Among these lines, how many include "Chart"? Answer only with the number.

================

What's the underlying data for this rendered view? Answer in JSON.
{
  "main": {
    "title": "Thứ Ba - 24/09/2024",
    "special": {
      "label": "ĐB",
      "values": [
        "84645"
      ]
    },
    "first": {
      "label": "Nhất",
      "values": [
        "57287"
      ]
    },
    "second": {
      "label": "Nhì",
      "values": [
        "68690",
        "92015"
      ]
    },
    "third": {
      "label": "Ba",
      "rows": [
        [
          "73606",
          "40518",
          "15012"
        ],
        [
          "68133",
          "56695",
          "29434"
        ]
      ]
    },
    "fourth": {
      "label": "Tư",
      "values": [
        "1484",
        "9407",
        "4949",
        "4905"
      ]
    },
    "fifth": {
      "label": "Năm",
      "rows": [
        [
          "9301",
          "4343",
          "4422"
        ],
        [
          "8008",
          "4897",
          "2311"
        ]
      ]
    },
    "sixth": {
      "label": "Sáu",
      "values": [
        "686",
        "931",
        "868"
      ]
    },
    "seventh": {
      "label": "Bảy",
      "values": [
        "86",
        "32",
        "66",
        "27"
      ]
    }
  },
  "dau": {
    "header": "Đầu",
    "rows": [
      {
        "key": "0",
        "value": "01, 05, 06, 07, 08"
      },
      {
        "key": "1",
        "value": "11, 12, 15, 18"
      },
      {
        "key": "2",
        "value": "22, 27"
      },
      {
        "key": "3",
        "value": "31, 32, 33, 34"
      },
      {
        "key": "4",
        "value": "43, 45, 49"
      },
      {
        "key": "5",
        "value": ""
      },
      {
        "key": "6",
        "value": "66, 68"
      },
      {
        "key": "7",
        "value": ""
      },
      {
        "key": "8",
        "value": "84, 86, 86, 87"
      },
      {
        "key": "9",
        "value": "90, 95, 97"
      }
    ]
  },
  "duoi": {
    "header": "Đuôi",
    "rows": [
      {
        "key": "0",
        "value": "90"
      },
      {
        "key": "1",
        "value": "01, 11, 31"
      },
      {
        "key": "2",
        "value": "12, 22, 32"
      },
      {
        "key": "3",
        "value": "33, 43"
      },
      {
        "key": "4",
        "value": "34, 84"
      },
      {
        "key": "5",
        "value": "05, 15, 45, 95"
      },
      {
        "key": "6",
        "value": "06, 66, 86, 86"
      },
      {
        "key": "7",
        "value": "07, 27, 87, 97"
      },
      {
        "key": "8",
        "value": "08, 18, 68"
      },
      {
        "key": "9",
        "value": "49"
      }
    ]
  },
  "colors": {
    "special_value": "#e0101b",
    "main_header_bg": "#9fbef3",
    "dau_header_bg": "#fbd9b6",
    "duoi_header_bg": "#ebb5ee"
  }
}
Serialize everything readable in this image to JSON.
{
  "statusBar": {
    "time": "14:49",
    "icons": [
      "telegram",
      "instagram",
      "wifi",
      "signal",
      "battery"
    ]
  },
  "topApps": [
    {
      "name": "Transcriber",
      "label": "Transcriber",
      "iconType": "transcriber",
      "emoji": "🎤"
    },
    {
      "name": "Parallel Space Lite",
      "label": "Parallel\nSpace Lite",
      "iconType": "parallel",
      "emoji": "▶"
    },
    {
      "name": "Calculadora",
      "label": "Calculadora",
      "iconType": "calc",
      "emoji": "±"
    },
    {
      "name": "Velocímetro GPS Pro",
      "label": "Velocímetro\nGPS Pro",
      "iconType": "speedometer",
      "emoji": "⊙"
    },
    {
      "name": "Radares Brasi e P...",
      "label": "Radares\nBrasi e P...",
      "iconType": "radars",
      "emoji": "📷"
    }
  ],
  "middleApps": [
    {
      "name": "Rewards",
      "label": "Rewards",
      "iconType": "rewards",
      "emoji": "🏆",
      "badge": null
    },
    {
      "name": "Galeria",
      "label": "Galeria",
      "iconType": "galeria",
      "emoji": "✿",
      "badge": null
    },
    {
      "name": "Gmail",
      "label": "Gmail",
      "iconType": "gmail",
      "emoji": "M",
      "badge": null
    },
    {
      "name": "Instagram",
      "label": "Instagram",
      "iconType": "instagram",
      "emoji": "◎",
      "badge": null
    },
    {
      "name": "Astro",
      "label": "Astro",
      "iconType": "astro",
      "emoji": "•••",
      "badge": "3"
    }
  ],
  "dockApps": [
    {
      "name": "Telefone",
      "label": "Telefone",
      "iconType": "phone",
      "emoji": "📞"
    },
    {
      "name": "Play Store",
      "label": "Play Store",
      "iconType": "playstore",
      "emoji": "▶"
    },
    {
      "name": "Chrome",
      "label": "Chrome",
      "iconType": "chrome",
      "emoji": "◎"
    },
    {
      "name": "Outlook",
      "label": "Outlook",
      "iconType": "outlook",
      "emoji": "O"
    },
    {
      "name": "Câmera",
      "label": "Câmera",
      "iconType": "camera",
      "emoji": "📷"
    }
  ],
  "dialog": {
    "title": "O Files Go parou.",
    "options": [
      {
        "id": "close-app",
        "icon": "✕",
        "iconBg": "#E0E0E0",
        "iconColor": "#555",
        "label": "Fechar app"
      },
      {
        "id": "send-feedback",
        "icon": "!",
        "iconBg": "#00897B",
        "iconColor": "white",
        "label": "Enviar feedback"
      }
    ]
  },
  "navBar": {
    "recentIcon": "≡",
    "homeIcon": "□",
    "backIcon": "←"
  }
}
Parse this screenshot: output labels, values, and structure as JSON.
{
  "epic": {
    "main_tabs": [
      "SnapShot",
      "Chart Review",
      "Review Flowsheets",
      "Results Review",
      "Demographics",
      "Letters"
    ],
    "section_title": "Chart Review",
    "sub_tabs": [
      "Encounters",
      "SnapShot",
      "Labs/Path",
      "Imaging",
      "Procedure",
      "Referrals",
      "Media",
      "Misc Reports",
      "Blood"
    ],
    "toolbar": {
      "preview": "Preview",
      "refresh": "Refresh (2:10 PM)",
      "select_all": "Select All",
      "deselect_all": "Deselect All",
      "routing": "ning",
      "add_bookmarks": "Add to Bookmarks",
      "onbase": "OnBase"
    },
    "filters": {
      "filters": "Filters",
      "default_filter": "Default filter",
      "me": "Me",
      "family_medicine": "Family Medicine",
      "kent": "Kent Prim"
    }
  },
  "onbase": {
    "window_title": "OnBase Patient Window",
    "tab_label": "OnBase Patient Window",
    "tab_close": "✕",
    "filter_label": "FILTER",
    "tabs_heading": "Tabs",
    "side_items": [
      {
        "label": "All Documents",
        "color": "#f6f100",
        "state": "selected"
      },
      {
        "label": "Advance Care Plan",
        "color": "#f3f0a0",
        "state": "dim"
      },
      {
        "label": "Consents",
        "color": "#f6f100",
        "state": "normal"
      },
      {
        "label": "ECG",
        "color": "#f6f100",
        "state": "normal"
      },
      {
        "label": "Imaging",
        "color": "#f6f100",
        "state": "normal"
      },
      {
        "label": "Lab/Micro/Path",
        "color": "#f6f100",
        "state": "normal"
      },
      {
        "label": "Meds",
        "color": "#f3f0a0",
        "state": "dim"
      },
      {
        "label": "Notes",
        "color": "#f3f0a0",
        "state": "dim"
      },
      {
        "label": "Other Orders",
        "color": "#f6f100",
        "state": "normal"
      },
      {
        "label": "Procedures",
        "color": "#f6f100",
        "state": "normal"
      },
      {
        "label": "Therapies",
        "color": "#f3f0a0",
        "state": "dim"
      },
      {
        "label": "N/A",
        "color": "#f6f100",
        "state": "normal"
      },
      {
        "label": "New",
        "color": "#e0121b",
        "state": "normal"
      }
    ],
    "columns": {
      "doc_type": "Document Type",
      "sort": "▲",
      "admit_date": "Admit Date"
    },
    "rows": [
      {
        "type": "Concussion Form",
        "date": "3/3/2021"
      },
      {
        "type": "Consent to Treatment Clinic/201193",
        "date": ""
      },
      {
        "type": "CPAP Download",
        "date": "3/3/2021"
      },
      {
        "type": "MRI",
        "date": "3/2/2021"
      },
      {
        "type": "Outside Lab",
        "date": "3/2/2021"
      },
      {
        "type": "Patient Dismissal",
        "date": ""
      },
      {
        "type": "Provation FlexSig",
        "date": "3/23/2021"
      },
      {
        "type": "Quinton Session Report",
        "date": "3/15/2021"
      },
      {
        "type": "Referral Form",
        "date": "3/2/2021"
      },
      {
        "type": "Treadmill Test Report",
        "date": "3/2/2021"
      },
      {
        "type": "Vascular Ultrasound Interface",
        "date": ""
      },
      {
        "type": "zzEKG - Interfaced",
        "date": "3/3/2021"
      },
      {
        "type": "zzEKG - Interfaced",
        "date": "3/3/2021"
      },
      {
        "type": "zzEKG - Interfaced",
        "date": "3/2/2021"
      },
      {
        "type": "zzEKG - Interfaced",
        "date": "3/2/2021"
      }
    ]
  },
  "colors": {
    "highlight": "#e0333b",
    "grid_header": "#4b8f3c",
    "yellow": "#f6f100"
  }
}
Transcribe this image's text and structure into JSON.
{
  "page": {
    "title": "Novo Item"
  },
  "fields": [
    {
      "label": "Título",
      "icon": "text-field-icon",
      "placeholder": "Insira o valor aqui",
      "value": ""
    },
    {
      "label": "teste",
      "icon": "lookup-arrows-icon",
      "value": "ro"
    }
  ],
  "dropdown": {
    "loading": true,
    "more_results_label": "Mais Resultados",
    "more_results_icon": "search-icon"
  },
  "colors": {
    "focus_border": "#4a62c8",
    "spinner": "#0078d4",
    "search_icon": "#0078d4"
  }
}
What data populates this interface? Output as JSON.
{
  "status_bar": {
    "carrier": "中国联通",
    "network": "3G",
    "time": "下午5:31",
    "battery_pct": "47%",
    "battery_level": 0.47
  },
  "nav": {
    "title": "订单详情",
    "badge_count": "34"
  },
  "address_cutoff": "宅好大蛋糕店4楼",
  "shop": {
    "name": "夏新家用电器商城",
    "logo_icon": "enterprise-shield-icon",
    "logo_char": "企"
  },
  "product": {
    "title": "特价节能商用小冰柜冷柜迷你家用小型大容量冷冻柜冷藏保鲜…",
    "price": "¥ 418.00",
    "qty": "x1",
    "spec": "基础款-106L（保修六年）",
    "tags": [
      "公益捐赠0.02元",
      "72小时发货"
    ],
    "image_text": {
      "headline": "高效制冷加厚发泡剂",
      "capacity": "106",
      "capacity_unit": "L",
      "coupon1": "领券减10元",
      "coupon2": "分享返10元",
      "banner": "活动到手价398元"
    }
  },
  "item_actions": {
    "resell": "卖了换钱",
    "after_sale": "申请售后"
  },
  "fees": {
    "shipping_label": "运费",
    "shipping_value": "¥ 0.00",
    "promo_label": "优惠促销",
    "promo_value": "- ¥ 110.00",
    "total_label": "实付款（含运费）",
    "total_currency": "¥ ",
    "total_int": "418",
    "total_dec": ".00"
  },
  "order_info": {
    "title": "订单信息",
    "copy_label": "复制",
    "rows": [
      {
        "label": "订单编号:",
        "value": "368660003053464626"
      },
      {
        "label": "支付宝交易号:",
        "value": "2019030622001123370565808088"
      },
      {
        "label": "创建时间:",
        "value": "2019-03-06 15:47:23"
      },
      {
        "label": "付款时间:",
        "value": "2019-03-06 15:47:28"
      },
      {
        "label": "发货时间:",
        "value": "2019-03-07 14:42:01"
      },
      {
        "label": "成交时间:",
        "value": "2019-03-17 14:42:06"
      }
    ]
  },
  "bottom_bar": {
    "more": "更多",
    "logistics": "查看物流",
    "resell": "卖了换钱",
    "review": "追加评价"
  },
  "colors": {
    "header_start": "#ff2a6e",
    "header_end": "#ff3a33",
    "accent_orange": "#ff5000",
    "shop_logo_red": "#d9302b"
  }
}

================

■ **ANSWER IN FULL**: 2